* begin Records for processing *

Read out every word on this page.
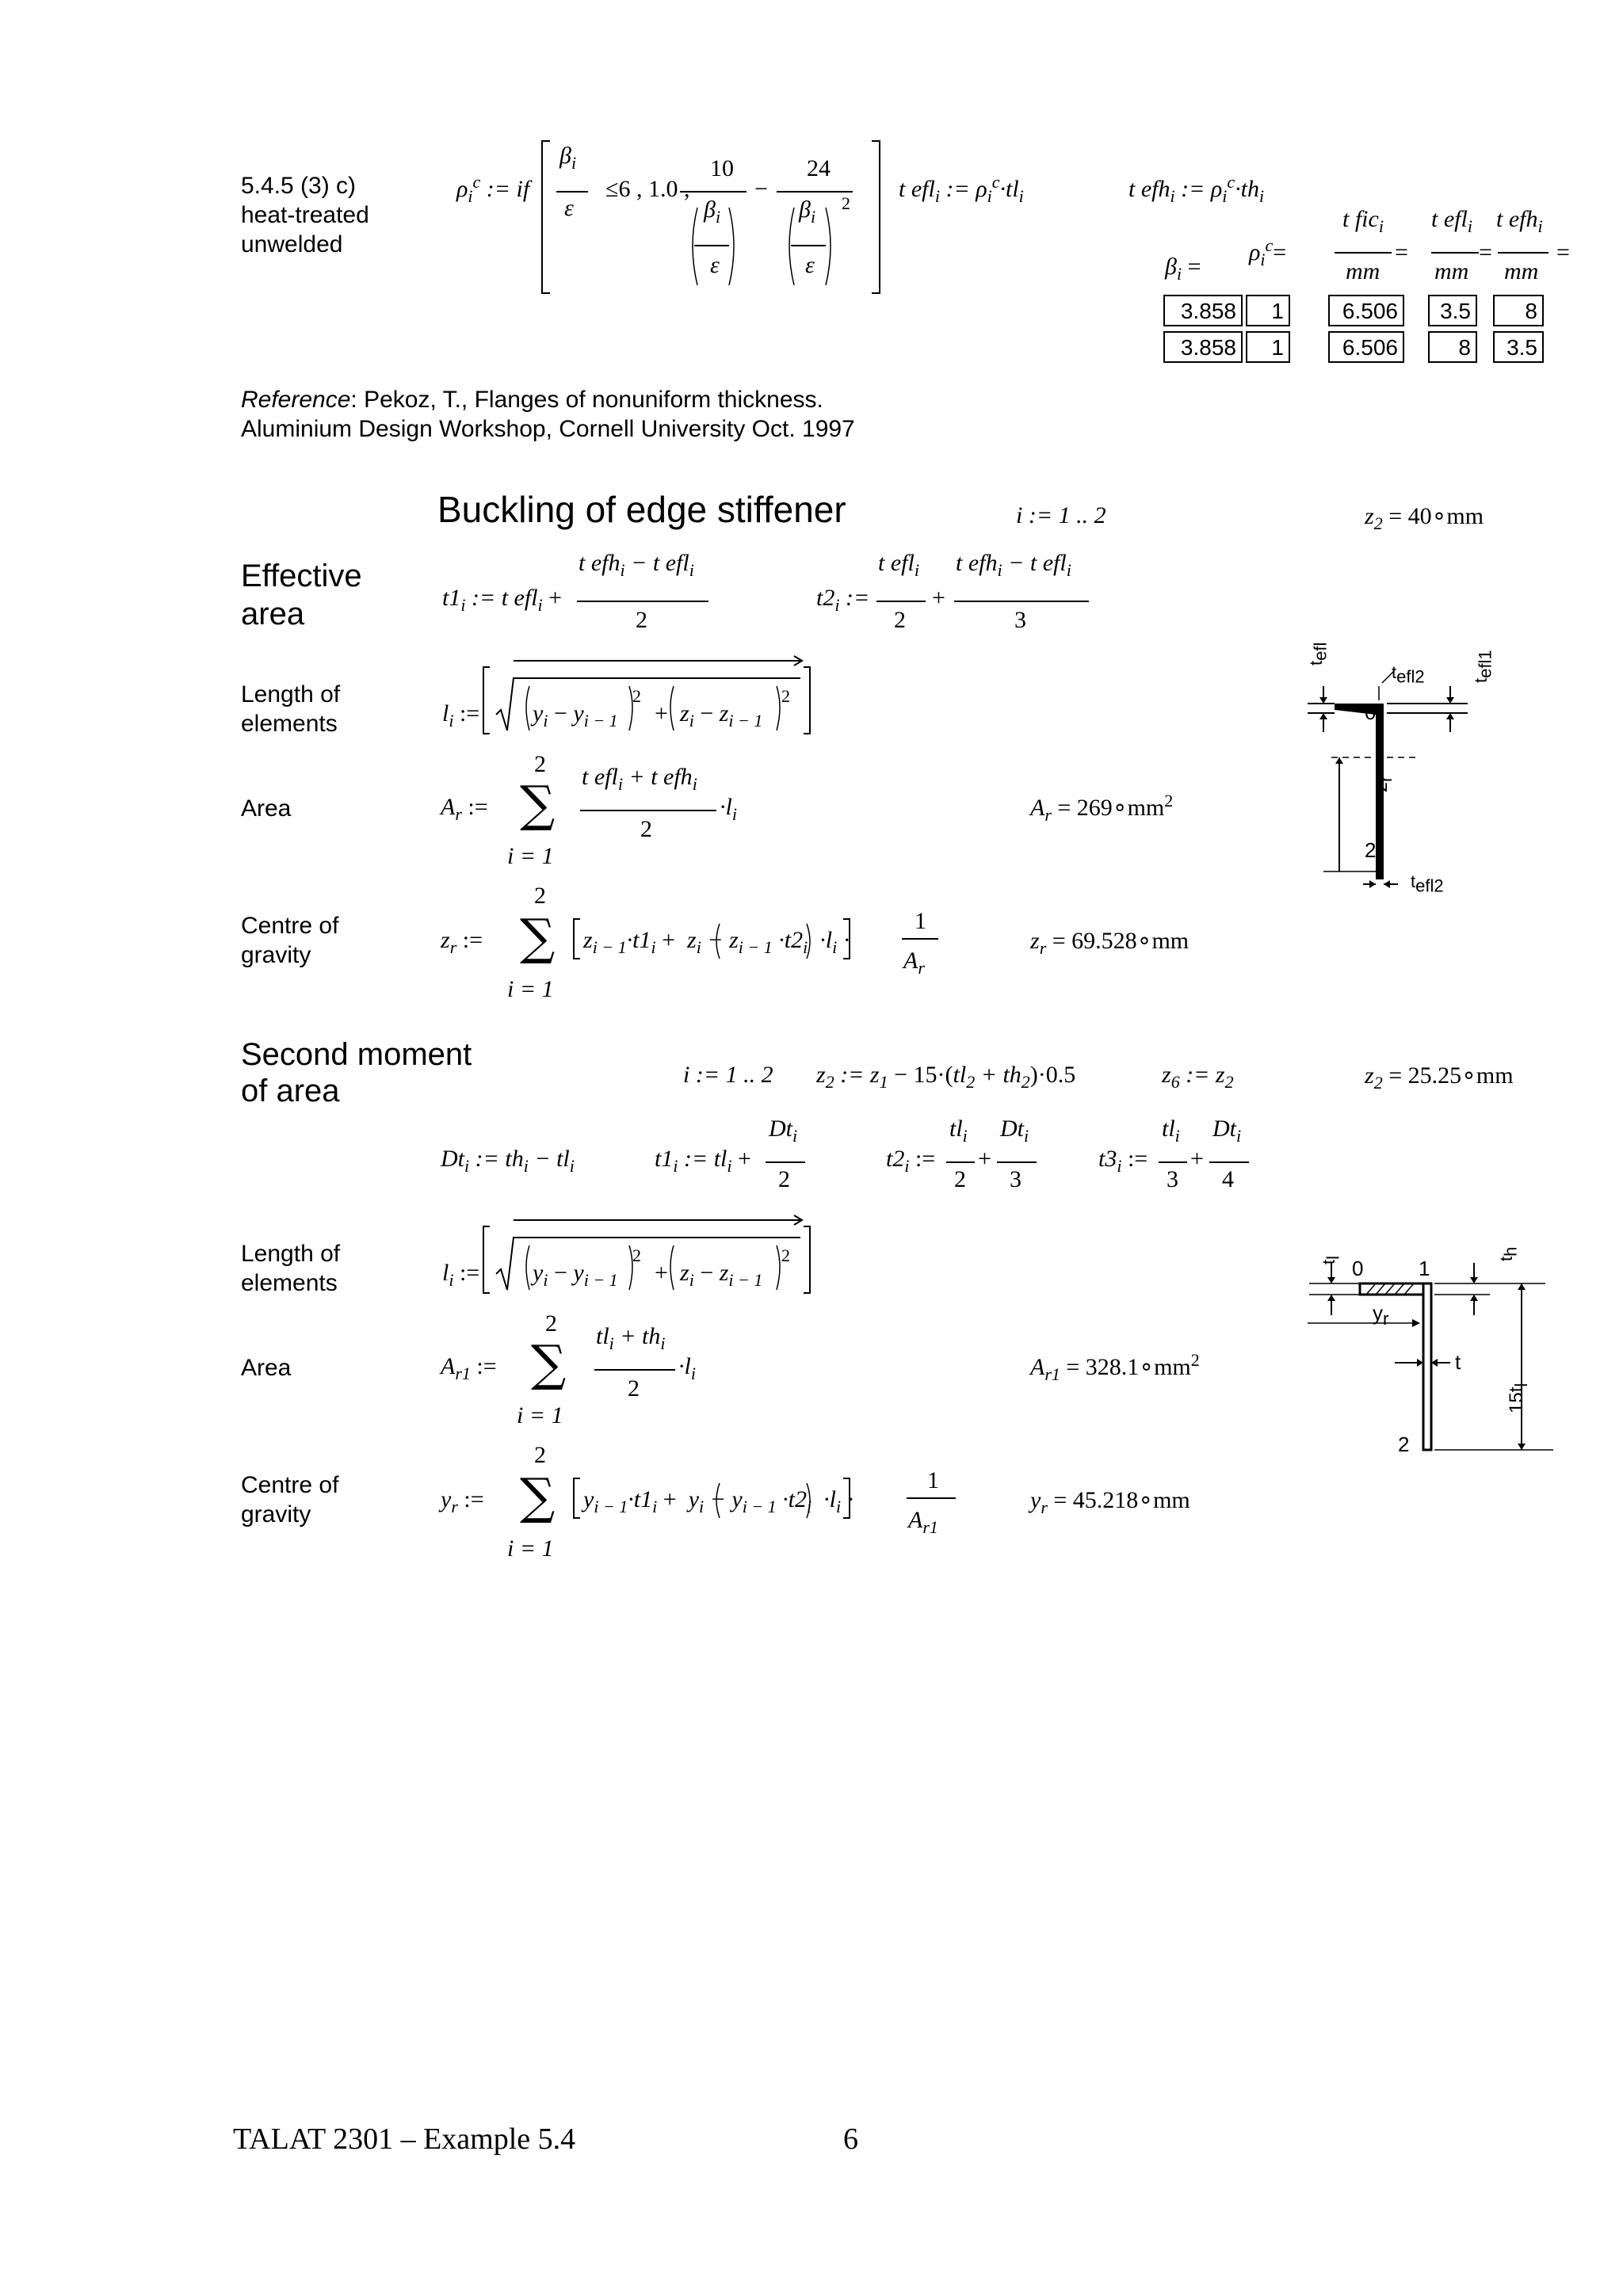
5.4.5 (3) c)
heat-treated
unwelded
$\rho_i^c$ := if
$\beta_i$
ε
≤6 , 1.0 ,
10
$\beta_i$
ε
−
24
$\beta_i$
2
ε
t efl$_i$ := $\rho_i^c\cdot tl_i$	t efh$_i$ := $\rho_i^c\cdot th_i$
$\beta_i$ =
$\rho_i^c=$
t fic$_i$
mm
=
t efl$_i$
mm
=
t efh$_i$
mm
=
3.858	1	6.506	3.5	8
3.858	1	6.506	8	3.5
Reference: Pekoz, T., Flanges of nonuniform thickness.
Aluminium Design Workshop, Cornell University Oct. 1997
Buckling of edge stiffener	i := 1 .. 2	$z_2$ = 40∘mm
Effective
area	$t1_i$ := t efl$_i$ +
t efh$_i$ − t efl$_i$
2
$t2_i$ :=
t efl$_i$
2
+
t efh$_i$ − t efl$_i$
3
Length of
elements	$l_i$ := $y_i - y_{i - 1}$
2
+ $z_i - z_{i - 1}$
2
Area	$A_r$ :=
2
∑
i = 1
t efl$_i$ + t efh$_i$
2
$\cdot l_i$	$A_r$ = $269\circ mm^2$
Centre of
gravity
$z_r$ :=
2
∑
i = 1
$z_{i - 1}\cdot t1_i + z_i - z_{i - 1} \cdot t2_i \cdot l_i$ ·
1
$A_r$
$z_r$ = 69.528∘mm
$t_{efl}$
$t_{efl2}$	$t_{efl1}$
0
$z_r$
2
$t_{efl2}$
Second moment
of area	i := 1 .. 2 $z_2$ := $z_1 - 15\cdot(tl_2 + th_2)\cdot 0.5$	$z_6$ := $z_2$	$z_2$ = 25.25∘mm
$Dt_i$ := $th_i - tl_i$	$t1_i$ := $tl_i$ +
$Dt_i$
2
$t2_i$ :=
$tl_i$
2
+
$Dt_i$
3
$t3_i$ :=
$tl_i$
3
+
$Dt_i$
4
Length of
elements	$l_i$ := $y_i - y_{i - 1}$
2
+ $z_i - z_{i - 1}$
2
Area	$A_{r1}$ :=
2
∑
i = 1
$tl_i + th_i$
2
$\cdot l_i$	$A_{r1}$ = $328.1\circ mm^2$
Centre of
gravity
$y_r$ :=
2
∑
i = 1
$y_{i - 1}\cdot t1_i + y_i - y_{i - 1} \cdot t2_i \cdot l_i$ ·
1
$A_{r1}$
$y_r$ = 45.218∘mm
$t_l$ 0	1	$t_h$
$y_r$
t
$15t_l$
2
TALAT 2301 – Example 5.4	6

* end Records for processing *

● **Aim**
Exclude the pictures and transcribe all of the entries exactly.

● **Answer to the problem**
Read out every word on this page.
5.4.5 (3) c)
heat-treated
unwelded
$\rho_i^c$ := if
$\beta_i$
ε
≤6 , 1.0 ,
10
$\beta_i$
ε
−
24
$\beta_i$
2
ε
t efl$_i$ := $\rho_i^c\cdot tl_i$	t efh$_i$ := $\rho_i^c\cdot th_i$
$\beta_i$ =
$\rho_i^c=$
t fic$_i$
mm
=
t efl$_i$
mm
=
t efh$_i$
mm
=
3.858	1	6.506	3.5	8
3.858	1	6.506	8	3.5
Reference: Pekoz, T., Flanges of nonuniform thickness.
Aluminium Design Workshop, Cornell University Oct. 1997
Buckling of edge stiffener	i := 1 .. 2	$z_2$ = 40∘mm
Effective
area	$t1_i$ := t efl$_i$ +
t efh$_i$ − t efl$_i$
2
$t2_i$ :=
t efl$_i$
2
+
t efh$_i$ − t efl$_i$
3
Length of
elements	$l_i$ := $y_i - y_{i - 1}$
2
+ $z_i - z_{i - 1}$
2
Area	$A_r$ :=
2
∑
i = 1
t efl$_i$ + t efh$_i$
2
$\cdot l_i$	$A_r$ = $269\circ mm^2$
Centre of
gravity
$z_r$ :=
2
∑
i = 1
$z_{i - 1}\cdot t1_i + z_i - z_{i - 1} \cdot t2_i \cdot l_i$ ·
1
$A_r$
$z_r$ = 69.528∘mm
$t_{efl}$
$t_{efl2}$	$t_{efl1}$
0
$z_r$
2
$t_{efl2}$
Second moment
of area	i := 1 .. 2 $z_2$ := $z_1 - 15\cdot(tl_2 + th_2)\cdot 0.5$	$z_6$ := $z_2$	$z_2$ = 25.25∘mm
$Dt_i$ := $th_i - tl_i$	$t1_i$ := $tl_i$ +
$Dt_i$
2
$t2_i$ :=
$tl_i$
2
+
$Dt_i$
3
$t3_i$ :=
$tl_i$
3
+
$Dt_i$
4
Length of
elements	$l_i$ := $y_i - y_{i - 1}$
2
+ $z_i - z_{i - 1}$
2
Area	$A_{r1}$ :=
2
∑
i = 1
$tl_i + th_i$
2
$\cdot l_i$	$A_{r1}$ = $328.1\circ mm^2$
Centre of
gravity
$y_r$ :=
2
∑
i = 1
$y_{i - 1}\cdot t1_i + y_i - y_{i - 1} \cdot t2_i \cdot l_i$ ·
1
$A_{r1}$
$y_r$ = 45.218∘mm
$t_l$ 0	1	$t_h$
$y_r$
t
$15t_l$
2
TALAT 2301 – Example 5.4	6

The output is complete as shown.